» **The request**: Return all the entries exactly, keeping pictures out.

(Recorded data)

┄┄┄┄┄┄┄┄┄┄┄┄┄┄┄┄┄┄┄┄

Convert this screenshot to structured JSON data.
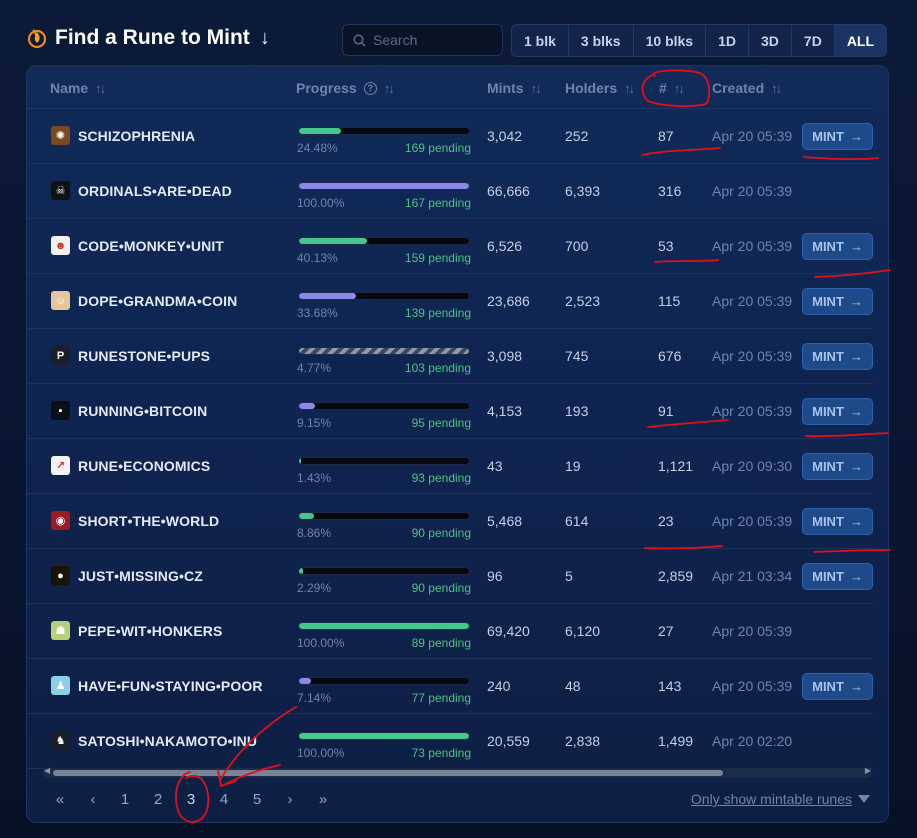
{
  "header": {
    "title": "Find a Rune to Mint",
    "title_arrow": "↓",
    "search_placeholder": "Search",
    "timeframes": [
      {
        "label": "1 blk",
        "active": false
      },
      {
        "label": "3 blks",
        "active": false
      },
      {
        "label": "10 blks",
        "active": false
      },
      {
        "label": "1D",
        "active": false
      },
      {
        "label": "3D",
        "active": false
      },
      {
        "label": "7D",
        "active": false
      },
      {
        "label": "ALL",
        "active": true
      }
    ]
  },
  "table": {
    "columns": {
      "name": "Name",
      "progress": "Progress",
      "mints": "Mints",
      "holders": "Holders",
      "number": "#",
      "created": "Created"
    },
    "sort_glyph": "↑↓",
    "help_glyph": "?",
    "mint_label": "MINT",
    "mint_arrow": "→",
    "rows": [
      {
        "name": "SCHIZOPHRENIA",
        "progress_pct": "24.48%",
        "progress": 0.2448,
        "bar": "green",
        "pending": "169 pending",
        "mints": "3,042",
        "holders": "252",
        "number": "87",
        "created": "Apr 20 05:39",
        "mintable": true,
        "icon_color": "#7a4a1e",
        "icon_glyph": "✺"
      },
      {
        "name": "ORDINALS•ARE•DEAD",
        "progress_pct": "100.00%",
        "progress": 1.0,
        "bar": "purple",
        "pending": "167 pending",
        "mints": "66,666",
        "holders": "6,393",
        "number": "316",
        "created": "Apr 20 05:39",
        "mintable": false,
        "icon_color": "#111111",
        "icon_glyph": "☠"
      },
      {
        "name": "CODE•MONKEY•UNIT",
        "progress_pct": "40.13%",
        "progress": 0.4013,
        "bar": "green",
        "pending": "159 pending",
        "mints": "6,526",
        "holders": "700",
        "number": "53",
        "created": "Apr 20 05:39",
        "mintable": true,
        "icon_color": "#f2f2f2",
        "icon_glyph": "☻"
      },
      {
        "name": "DOPE•GRANDMA•COIN",
        "progress_pct": "33.68%",
        "progress": 0.3368,
        "bar": "purple",
        "pending": "139 pending",
        "mints": "23,686",
        "holders": "2,523",
        "number": "115",
        "created": "Apr 20 05:39",
        "mintable": true,
        "icon_color": "#e5c59a",
        "icon_glyph": "☺"
      },
      {
        "name": "RUNESTONE•PUPS",
        "progress_pct": "4.77%",
        "progress": 1.0,
        "bar": "striped",
        "pending": "103 pending",
        "mints": "3,098",
        "holders": "745",
        "number": "676",
        "created": "Apr 20 05:39",
        "mintable": true,
        "icon_color": "#1b1f2a",
        "icon_glyph": "P"
      },
      {
        "name": "RUNNING•BITCOIN",
        "progress_pct": "9.15%",
        "progress": 0.0915,
        "bar": "purple",
        "pending": "95 pending",
        "mints": "4,153",
        "holders": "193",
        "number": "91",
        "created": "Apr 20 05:39",
        "mintable": true,
        "icon_color": "#0c0f16",
        "icon_glyph": "▪"
      },
      {
        "name": "RUNE•ECONOMICS",
        "progress_pct": "1.43%",
        "progress": 0.0143,
        "bar": "green",
        "pending": "93 pending",
        "mints": "43",
        "holders": "19",
        "number": "1,121",
        "created": "Apr 20 09:30",
        "mintable": true,
        "icon_color": "#f4f4f4",
        "icon_glyph": "↗"
      },
      {
        "name": "SHORT•THE•WORLD",
        "progress_pct": "8.86%",
        "progress": 0.0886,
        "bar": "green",
        "pending": "90 pending",
        "mints": "5,468",
        "holders": "614",
        "number": "23",
        "created": "Apr 20 05:39",
        "mintable": true,
        "icon_color": "#9b1b25",
        "icon_glyph": "◉"
      },
      {
        "name": "JUST•MISSING•CZ",
        "progress_pct": "2.29%",
        "progress": 0.0229,
        "bar": "green",
        "pending": "90 pending",
        "mints": "96",
        "holders": "5",
        "number": "2,859",
        "created": "Apr 21 03:34",
        "mintable": true,
        "icon_color": "#1a1406",
        "icon_glyph": "●"
      },
      {
        "name": "PEPE•WIT•HONKERS",
        "progress_pct": "100.00%",
        "progress": 1.0,
        "bar": "green",
        "pending": "89 pending",
        "mints": "69,420",
        "holders": "6,120",
        "number": "27",
        "created": "Apr 20 05:39",
        "mintable": false,
        "icon_color": "#b7d07a",
        "icon_glyph": "☗"
      },
      {
        "name": "HAVE•FUN•STAYING•POOR",
        "progress_pct": "7.14%",
        "progress": 0.0714,
        "bar": "purple",
        "pending": "77 pending",
        "mints": "240",
        "holders": "48",
        "number": "143",
        "created": "Apr 20 05:39",
        "mintable": true,
        "icon_color": "#8ad0e8",
        "icon_glyph": "♟"
      },
      {
        "name": "SATOSHI•NAKAMOTO•INU",
        "progress_pct": "100.00%",
        "progress": 1.0,
        "bar": "green",
        "pending": "73 pending",
        "mints": "20,559",
        "holders": "2,838",
        "number": "1,499",
        "created": "Apr 20 02:20",
        "mintable": false,
        "icon_color": "#1b1f2a",
        "icon_glyph": "♞"
      }
    ]
  },
  "pagination": {
    "first": "«",
    "prev": "‹",
    "pages": [
      "1",
      "2",
      "3",
      "4",
      "5"
    ],
    "active_page": "3",
    "next": "›",
    "last": "»"
  },
  "filter": {
    "label": "Only show mintable runes"
  },
  "colors": {
    "accent": "#1f4a8a",
    "green": "#45c78d",
    "purple": "#8d87e8",
    "annotation": "#e0101a"
  }
}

┄┄┄┄┄┄┄┄┄┄┄┄┄┄┄┄┄┄┄┄

» **The solution**:
Convert this screenshot to structured JSON data.
{
  "header": {
    "title": "Find a Rune to Mint",
    "title_arrow": "↓",
    "search_placeholder": "Search",
    "timeframes": [
      {
        "label": "1 blk",
        "active": false
      },
      {
        "label": "3 blks",
        "active": false
      },
      {
        "label": "10 blks",
        "active": false
      },
      {
        "label": "1D",
        "active": false
      },
      {
        "label": "3D",
        "active": false
      },
      {
        "label": "7D",
        "active": false
      },
      {
        "label": "ALL",
        "active": true
      }
    ]
  },
  "table": {
    "columns": {
      "name": "Name",
      "progress": "Progress",
      "mints": "Mints",
      "holders": "Holders",
      "number": "#",
      "created": "Created"
    },
    "sort_glyph": "↑↓",
    "help_glyph": "?",
    "mint_label": "MINT",
    "mint_arrow": "→",
    "rows": [
      {
        "name": "SCHIZOPHRENIA",
        "progress_pct": "24.48%",
        "progress": 0.2448,
        "bar": "green",
        "pending": "169 pending",
        "mints": "3,042",
        "holders": "252",
        "number": "87",
        "created": "Apr 20 05:39",
        "mintable": true,
        "icon_color": "#7a4a1e",
        "icon_glyph": "✺"
      },
      {
        "name": "ORDINALS•ARE•DEAD",
        "progress_pct": "100.00%",
        "progress": 1.0,
        "bar": "purple",
        "pending": "167 pending",
        "mints": "66,666",
        "holders": "6,393",
        "number": "316",
        "created": "Apr 20 05:39",
        "mintable": false,
        "icon_color": "#111111",
        "icon_glyph": "☠"
      },
      {
        "name": "CODE•MONKEY•UNIT",
        "progress_pct": "40.13%",
        "progress": 0.4013,
        "bar": "green",
        "pending": "159 pending",
        "mints": "6,526",
        "holders": "700",
        "number": "53",
        "created": "Apr 20 05:39",
        "mintable": true,
        "icon_color": "#f2f2f2",
        "icon_glyph": "☻"
      },
      {
        "name": "DOPE•GRANDMA•COIN",
        "progress_pct": "33.68%",
        "progress": 0.3368,
        "bar": "purple",
        "pending": "139 pending",
        "mints": "23,686",
        "holders": "2,523",
        "number": "115",
        "created": "Apr 20 05:39",
        "mintable": true,
        "icon_color": "#e5c59a",
        "icon_glyph": "☺"
      },
      {
        "name": "RUNESTONE•PUPS",
        "progress_pct": "4.77%",
        "progress": 1.0,
        "bar": "striped",
        "pending": "103 pending",
        "mints": "3,098",
        "holders": "745",
        "number": "676",
        "created": "Apr 20 05:39",
        "mintable": true,
        "icon_color": "#1b1f2a",
        "icon_glyph": "P"
      },
      {
        "name": "RUNNING•BITCOIN",
        "progress_pct": "9.15%",
        "progress": 0.0915,
        "bar": "purple",
        "pending": "95 pending",
        "mints": "4,153",
        "holders": "193",
        "number": "91",
        "created": "Apr 20 05:39",
        "mintable": true,
        "icon_color": "#0c0f16",
        "icon_glyph": "▪"
      },
      {
        "name": "RUNE•ECONOMICS",
        "progress_pct": "1.43%",
        "progress": 0.0143,
        "bar": "green",
        "pending": "93 pending",
        "mints": "43",
        "holders": "19",
        "number": "1,121",
        "created": "Apr 20 09:30",
        "mintable": true,
        "icon_color": "#f4f4f4",
        "icon_glyph": "↗"
      },
      {
        "name": "SHORT•THE•WORLD",
        "progress_pct": "8.86%",
        "progress": 0.0886,
        "bar": "green",
        "pending": "90 pending",
        "mints": "5,468",
        "holders": "614",
        "number": "23",
        "created": "Apr 20 05:39",
        "mintable": true,
        "icon_color": "#9b1b25",
        "icon_glyph": "◉"
      },
      {
        "name": "JUST•MISSING•CZ",
        "progress_pct": "2.29%",
        "progress": 0.0229,
        "bar": "green",
        "pending": "90 pending",
        "mints": "96",
        "holders": "5",
        "number": "2,859",
        "created": "Apr 21 03:34",
        "mintable": true,
        "icon_color": "#1a1406",
        "icon_glyph": "●"
      },
      {
        "name": "PEPE•WIT•HONKERS",
        "progress_pct": "100.00%",
        "progress": 1.0,
        "bar": "green",
        "pending": "89 pending",
        "mints": "69,420",
        "holders": "6,120",
        "number": "27",
        "created": "Apr 20 05:39",
        "mintable": false,
        "icon_color": "#b7d07a",
        "icon_glyph": "☗"
      },
      {
        "name": "HAVE•FUN•STAYING•POOR",
        "progress_pct": "7.14%",
        "progress": 0.0714,
        "bar": "purple",
        "pending": "77 pending",
        "mints": "240",
        "holders": "48",
        "number": "143",
        "created": "Apr 20 05:39",
        "mintable": true,
        "icon_color": "#8ad0e8",
        "icon_glyph": "♟"
      },
      {
        "name": "SATOSHI•NAKAMOTO•INU",
        "progress_pct": "100.00%",
        "progress": 1.0,
        "bar": "green",
        "pending": "73 pending",
        "mints": "20,559",
        "holders": "2,838",
        "number": "1,499",
        "created": "Apr 20 02:20",
        "mintable": false,
        "icon_color": "#1b1f2a",
        "icon_glyph": "♞"
      }
    ]
  },
  "pagination": {
    "first": "«",
    "prev": "‹",
    "pages": [
      "1",
      "2",
      "3",
      "4",
      "5"
    ],
    "active_page": "3",
    "next": "›",
    "last": "»"
  },
  "filter": {
    "label": "Only show mintable runes"
  },
  "colors": {
    "accent": "#1f4a8a",
    "green": "#45c78d",
    "purple": "#8d87e8",
    "annotation": "#e0101a"
  }
}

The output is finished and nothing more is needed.